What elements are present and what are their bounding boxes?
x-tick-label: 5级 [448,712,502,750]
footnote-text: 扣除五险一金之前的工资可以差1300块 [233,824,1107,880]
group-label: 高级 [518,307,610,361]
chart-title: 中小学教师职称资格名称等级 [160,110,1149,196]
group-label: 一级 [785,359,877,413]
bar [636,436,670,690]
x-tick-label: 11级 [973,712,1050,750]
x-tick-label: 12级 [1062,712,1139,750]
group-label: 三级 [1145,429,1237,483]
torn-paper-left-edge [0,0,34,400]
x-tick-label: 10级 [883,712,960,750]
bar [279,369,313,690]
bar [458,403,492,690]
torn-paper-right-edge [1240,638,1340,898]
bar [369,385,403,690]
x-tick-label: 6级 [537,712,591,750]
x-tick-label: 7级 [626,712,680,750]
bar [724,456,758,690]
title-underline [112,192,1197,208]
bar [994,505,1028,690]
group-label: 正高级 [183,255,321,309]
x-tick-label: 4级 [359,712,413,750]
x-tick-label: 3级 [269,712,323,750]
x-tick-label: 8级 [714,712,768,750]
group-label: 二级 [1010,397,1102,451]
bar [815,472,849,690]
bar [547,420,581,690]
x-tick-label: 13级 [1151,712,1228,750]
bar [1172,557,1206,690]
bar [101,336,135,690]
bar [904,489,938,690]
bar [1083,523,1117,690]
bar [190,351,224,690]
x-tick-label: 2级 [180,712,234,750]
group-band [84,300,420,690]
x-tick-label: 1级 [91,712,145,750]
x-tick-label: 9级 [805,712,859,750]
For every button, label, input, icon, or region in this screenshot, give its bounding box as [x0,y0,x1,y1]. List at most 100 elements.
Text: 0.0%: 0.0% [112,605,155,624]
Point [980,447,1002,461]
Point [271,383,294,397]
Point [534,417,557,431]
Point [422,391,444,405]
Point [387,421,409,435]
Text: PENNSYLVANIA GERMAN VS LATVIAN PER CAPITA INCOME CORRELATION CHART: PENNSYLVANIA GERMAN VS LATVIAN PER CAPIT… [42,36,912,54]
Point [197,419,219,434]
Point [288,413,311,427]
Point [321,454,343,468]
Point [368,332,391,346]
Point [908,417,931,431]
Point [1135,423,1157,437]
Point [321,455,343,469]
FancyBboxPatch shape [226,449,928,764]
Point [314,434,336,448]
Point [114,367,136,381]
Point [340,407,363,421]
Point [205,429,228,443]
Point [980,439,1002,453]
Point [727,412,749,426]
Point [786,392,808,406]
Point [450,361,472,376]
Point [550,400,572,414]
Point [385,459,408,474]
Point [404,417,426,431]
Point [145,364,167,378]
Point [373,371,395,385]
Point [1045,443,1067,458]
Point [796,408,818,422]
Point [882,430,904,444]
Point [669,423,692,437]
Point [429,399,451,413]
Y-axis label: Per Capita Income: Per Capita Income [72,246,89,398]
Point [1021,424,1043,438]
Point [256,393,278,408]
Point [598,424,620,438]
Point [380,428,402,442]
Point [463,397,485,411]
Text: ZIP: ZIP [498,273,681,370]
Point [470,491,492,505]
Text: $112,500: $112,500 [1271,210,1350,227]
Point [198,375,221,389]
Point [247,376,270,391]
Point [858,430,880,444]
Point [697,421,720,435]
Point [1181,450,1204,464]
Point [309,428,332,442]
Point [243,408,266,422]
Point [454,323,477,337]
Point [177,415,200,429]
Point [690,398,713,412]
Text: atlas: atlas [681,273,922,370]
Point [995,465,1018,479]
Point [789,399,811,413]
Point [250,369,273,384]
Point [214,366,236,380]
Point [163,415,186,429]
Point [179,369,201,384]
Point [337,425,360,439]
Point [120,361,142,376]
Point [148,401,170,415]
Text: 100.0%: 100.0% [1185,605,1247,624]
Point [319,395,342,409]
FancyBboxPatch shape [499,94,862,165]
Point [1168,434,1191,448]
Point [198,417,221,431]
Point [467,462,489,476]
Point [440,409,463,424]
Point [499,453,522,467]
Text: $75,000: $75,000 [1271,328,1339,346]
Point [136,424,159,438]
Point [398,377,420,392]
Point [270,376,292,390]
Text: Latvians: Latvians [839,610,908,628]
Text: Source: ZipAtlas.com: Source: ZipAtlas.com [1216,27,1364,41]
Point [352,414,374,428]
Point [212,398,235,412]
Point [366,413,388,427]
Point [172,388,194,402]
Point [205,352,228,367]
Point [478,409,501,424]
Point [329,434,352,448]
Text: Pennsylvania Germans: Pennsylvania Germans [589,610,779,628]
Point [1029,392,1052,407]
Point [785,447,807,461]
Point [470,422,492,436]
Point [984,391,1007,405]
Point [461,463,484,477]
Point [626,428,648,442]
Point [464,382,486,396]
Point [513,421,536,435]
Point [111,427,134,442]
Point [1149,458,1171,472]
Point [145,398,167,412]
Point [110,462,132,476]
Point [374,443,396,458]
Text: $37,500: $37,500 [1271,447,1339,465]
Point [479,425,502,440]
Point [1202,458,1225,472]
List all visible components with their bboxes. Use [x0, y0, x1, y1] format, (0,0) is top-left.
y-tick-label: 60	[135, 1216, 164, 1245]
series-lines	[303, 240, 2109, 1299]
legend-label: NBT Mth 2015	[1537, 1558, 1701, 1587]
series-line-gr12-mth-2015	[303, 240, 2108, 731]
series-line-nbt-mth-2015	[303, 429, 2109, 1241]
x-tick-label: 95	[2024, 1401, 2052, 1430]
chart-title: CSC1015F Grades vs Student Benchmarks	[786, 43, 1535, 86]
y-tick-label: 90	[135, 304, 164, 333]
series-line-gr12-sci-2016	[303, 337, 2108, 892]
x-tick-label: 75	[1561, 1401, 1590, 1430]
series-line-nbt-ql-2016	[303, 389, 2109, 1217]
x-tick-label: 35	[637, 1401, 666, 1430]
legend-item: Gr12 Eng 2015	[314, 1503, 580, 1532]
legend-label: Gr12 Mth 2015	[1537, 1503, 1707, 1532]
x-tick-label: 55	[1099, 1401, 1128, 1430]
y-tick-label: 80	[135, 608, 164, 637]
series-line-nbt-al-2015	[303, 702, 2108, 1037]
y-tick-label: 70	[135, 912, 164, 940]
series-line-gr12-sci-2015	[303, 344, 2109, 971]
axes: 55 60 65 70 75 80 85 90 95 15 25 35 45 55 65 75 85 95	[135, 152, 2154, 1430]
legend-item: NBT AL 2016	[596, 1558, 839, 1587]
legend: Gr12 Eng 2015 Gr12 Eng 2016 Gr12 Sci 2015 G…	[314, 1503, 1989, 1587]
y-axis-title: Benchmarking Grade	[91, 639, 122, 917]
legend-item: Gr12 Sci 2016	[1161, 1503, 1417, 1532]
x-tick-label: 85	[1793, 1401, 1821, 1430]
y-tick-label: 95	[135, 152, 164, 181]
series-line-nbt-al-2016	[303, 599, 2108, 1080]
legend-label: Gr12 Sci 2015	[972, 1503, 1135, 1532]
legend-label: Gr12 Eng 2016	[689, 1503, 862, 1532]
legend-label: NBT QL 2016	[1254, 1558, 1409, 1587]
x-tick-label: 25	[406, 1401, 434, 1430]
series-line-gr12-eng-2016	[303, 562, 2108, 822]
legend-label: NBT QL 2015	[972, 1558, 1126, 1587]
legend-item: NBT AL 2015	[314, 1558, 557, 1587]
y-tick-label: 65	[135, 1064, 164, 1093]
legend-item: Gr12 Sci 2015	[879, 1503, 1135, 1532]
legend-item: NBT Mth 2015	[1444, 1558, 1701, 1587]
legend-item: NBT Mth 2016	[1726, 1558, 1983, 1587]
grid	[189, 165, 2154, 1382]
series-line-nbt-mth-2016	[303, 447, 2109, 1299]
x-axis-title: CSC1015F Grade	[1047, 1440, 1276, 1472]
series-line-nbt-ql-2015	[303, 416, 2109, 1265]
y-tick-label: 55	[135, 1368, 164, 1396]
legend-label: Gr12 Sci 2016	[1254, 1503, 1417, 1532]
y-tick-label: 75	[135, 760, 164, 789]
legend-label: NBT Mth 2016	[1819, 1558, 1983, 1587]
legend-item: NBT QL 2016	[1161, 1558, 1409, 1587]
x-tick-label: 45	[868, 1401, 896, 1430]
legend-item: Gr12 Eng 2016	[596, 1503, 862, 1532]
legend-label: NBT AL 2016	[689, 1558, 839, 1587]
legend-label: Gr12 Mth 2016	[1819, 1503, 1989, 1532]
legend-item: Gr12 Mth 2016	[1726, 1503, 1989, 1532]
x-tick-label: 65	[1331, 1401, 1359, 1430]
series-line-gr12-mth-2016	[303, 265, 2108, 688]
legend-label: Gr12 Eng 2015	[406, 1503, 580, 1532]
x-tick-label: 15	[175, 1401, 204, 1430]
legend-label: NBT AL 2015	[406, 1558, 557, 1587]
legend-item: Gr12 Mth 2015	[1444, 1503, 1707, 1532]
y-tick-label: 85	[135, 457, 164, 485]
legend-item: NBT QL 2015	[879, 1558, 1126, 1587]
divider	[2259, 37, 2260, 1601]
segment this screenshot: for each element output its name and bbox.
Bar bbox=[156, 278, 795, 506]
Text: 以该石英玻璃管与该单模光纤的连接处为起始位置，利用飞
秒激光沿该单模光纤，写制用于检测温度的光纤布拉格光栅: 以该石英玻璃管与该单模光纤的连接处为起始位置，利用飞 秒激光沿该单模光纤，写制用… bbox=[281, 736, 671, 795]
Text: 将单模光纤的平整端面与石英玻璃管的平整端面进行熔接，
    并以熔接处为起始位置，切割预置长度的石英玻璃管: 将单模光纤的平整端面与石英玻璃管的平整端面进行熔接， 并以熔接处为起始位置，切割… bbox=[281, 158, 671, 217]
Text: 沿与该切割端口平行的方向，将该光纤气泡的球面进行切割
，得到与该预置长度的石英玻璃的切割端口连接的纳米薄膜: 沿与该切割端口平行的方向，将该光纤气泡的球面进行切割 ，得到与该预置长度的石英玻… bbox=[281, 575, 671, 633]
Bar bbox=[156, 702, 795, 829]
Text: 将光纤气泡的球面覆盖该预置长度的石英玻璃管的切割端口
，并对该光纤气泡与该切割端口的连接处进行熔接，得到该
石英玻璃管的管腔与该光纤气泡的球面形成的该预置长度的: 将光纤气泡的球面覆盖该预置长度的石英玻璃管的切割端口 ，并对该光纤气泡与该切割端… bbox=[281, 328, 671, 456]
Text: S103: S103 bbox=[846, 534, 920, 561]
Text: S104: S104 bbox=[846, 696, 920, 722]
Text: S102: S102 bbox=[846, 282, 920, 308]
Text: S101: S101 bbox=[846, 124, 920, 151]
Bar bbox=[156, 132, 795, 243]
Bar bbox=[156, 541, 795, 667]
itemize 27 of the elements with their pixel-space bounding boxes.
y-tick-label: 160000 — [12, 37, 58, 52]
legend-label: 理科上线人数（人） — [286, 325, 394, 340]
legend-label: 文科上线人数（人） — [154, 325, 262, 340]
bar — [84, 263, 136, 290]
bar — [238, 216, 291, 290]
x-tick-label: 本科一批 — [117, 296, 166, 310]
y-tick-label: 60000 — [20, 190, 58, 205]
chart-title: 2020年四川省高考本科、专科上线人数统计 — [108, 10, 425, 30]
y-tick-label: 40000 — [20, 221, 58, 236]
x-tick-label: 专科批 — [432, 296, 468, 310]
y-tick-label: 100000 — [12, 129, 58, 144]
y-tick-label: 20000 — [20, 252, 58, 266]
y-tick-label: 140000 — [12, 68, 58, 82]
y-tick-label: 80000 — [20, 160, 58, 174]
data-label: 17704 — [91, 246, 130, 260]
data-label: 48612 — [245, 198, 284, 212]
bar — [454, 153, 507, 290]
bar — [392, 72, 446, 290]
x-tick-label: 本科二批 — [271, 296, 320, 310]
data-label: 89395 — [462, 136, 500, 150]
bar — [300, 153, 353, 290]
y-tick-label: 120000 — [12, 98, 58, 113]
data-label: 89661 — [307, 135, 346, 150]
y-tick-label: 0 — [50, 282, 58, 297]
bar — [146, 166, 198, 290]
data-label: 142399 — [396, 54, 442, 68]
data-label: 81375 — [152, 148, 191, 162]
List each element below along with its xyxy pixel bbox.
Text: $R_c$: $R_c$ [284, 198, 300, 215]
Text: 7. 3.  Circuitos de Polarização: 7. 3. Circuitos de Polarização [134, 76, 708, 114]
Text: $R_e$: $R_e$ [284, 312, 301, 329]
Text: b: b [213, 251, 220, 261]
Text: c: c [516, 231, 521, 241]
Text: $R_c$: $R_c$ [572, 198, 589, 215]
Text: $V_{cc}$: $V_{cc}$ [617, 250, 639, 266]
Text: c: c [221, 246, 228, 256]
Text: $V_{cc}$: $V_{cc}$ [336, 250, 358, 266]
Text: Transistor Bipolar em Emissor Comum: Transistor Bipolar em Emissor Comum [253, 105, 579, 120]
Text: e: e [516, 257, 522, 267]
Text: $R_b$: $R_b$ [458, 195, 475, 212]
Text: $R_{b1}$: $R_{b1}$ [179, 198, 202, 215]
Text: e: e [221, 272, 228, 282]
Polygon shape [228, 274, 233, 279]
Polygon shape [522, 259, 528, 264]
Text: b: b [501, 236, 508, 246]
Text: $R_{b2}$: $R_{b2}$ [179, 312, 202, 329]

+++

◆ Verilen görev:
Kayıtların başından başlayıp "x-tick-label: 12级 [1062,712,1139,750]" bulunan satıra kadar, o satır da dahil, olan satırları yeniden yaz; "x-tick-label" ifadesini "x-axis-label" ile değiştir, geri kalan her şeyi olduğu gibi bırak.

◆ Alıştırma çözümü:
What elements are present and what are their bounding boxes?
x-axis-label: 5级 [448,712,502,750]
footnote-text: 扣除五险一金之前的工资可以差1300块 [233,824,1107,880]
group-label: 高级 [518,307,610,361]
chart-title: 中小学教师职称资格名称等级 [160,110,1149,196]
group-label: 一级 [785,359,877,413]
bar [636,436,670,690]
x-axis-label: 11级 [973,712,1050,750]
x-axis-label: 12级 [1062,712,1139,750]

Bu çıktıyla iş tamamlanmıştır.